◆ Exercise objective: Write the records out again, precisely as they stand.

----

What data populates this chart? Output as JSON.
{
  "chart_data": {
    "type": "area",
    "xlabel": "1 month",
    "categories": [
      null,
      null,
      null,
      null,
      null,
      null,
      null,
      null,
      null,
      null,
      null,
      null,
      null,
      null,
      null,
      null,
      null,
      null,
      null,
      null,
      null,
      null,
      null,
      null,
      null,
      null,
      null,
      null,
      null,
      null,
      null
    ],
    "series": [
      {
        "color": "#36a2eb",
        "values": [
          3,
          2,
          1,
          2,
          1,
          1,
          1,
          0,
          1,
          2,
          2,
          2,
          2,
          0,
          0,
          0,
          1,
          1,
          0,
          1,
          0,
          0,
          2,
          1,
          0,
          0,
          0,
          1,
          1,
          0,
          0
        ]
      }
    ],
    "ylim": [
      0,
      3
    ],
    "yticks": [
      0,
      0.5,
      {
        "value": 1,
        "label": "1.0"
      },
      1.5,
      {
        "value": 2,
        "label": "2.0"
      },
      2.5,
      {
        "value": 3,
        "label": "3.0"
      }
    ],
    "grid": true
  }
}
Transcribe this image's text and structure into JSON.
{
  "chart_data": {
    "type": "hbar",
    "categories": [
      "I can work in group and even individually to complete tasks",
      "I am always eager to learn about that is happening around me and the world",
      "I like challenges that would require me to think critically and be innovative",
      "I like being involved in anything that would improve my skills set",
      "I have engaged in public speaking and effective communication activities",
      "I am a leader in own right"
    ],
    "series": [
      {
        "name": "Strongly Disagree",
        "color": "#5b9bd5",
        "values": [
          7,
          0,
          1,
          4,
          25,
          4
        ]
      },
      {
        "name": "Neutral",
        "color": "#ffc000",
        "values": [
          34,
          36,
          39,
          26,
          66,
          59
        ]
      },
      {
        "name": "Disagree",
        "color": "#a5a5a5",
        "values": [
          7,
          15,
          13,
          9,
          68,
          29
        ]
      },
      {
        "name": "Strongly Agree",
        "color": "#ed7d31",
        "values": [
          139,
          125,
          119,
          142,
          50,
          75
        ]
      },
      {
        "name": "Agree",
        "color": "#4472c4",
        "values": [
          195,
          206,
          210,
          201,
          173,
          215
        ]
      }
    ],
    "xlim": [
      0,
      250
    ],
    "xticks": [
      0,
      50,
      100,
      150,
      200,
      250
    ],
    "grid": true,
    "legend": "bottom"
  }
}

----

◆ The response:
What data populates this chart? Output as JSON.
{
  "chart_data": {
    "type": "area",
    "xlabel": "1 month",
    "categories": [
      null,
      null,
      null,
      null,
      null,
      null,
      null,
      null,
      null,
      null,
      null,
      null,
      null,
      null,
      null,
      null,
      null,
      null,
      null,
      null,
      null,
      null,
      null,
      null,
      null,
      null,
      null,
      null,
      null,
      null,
      null
    ],
    "series": [
      {
        "color": "#36a2eb",
        "values": [
          3,
          2,
          1,
          2,
          1,
          1,
          1,
          0,
          1,
          2,
          2,
          2,
          2,
          0,
          0,
          0,
          1,
          1,
          0,
          1,
          0,
          0,
          2,
          1,
          0,
          0,
          0,
          1,
          1,
          0,
          0
        ]
      }
    ],
    "ylim": [
      0,
      3
    ],
    "yticks": [
      0,
      0.5,
      {
        "value": 1,
        "label": "1.0"
      },
      1.5,
      {
        "value": 2,
        "label": "2.0"
      },
      2.5,
      {
        "value": 3,
        "label": "3.0"
      }
    ],
    "grid": true
  }
}
Transcribe this image's text and structure into JSON.
{
  "chart_data": {
    "type": "hbar",
    "categories": [
      "I can work in group and even individually to complete tasks",
      "I am always eager to learn about that is happening around me and the world",
      "I like challenges that would require me to think critically and be innovative",
      "I like being involved in anything that would improve my skills set",
      "I have engaged in public speaking and effective communication activities",
      "I am a leader in own right"
    ],
    "series": [
      {
        "name": "Strongly Disagree",
        "color": "#5b9bd5",
        "values": [
          7,
          0,
          1,
          4,
          25,
          4
        ]
      },
      {
        "name": "Neutral",
        "color": "#ffc000",
        "values": [
          34,
          36,
          39,
          26,
          66,
          59
        ]
      },
      {
        "name": "Disagree",
        "color": "#a5a5a5",
        "values": [
          7,
          15,
          13,
          9,
          68,
          29
        ]
      },
      {
        "name": "Strongly Agree",
        "color": "#ed7d31",
        "values": [
          139,
          125,
          119,
          142,
          50,
          75
        ]
      },
      {
        "name": "Agree",
        "color": "#4472c4",
        "values": [
          195,
          206,
          210,
          201,
          173,
          215
        ]
      }
    ],
    "xlim": [
      0,
      250
    ],
    "xticks": [
      0,
      50,
      100,
      150,
      200,
      250
    ],
    "grid": true,
    "legend": "bottom"
  }
}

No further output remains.